• WORK TO COMPLETE:
Begin at the start of the records and stop after the line that contains "start-country-name: Mexico [96,467,136,479]". Give those lines again, changing "bounding box" to "enclosing box" and leaving everything else as it is.

• DATA SUPPLIED:
╔══

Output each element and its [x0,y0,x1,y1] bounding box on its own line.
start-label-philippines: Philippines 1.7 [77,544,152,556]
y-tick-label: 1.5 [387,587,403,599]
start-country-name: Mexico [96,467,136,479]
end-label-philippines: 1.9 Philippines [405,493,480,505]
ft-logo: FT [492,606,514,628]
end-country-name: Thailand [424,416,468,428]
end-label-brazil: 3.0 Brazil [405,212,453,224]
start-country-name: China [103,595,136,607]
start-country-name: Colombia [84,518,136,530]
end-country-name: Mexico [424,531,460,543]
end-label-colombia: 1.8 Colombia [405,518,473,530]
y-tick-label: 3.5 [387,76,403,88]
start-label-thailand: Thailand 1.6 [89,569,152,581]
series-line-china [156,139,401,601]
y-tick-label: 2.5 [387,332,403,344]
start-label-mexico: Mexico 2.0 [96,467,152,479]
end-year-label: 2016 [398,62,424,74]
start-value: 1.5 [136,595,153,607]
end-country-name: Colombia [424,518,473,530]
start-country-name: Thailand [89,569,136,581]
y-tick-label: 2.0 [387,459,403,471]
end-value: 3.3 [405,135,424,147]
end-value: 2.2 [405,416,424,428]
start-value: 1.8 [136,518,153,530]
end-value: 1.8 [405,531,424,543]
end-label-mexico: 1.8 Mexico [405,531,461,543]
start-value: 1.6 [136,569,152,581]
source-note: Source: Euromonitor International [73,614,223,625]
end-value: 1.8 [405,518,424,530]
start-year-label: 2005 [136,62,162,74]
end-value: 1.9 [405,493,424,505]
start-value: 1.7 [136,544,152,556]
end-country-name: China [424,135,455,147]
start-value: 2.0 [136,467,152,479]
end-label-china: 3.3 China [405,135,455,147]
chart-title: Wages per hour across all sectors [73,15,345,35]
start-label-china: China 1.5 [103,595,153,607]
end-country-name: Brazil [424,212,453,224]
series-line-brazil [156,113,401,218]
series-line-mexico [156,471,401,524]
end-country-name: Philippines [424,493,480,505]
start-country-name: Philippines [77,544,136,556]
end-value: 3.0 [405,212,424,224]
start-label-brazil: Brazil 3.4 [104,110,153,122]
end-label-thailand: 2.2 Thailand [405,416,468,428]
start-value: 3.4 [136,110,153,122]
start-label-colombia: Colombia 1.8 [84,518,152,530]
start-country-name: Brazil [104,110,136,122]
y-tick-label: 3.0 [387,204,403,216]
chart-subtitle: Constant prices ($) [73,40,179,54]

╚══

• TASK OUTPUT:
Output each element and its [x0,y0,x1,y1] enclosing box on its own line.
start-label-philippines: Philippines 1.7 [77,544,152,556]
y-tick-label: 1.5 [387,587,403,599]
start-country-name: Mexico [96,467,136,479]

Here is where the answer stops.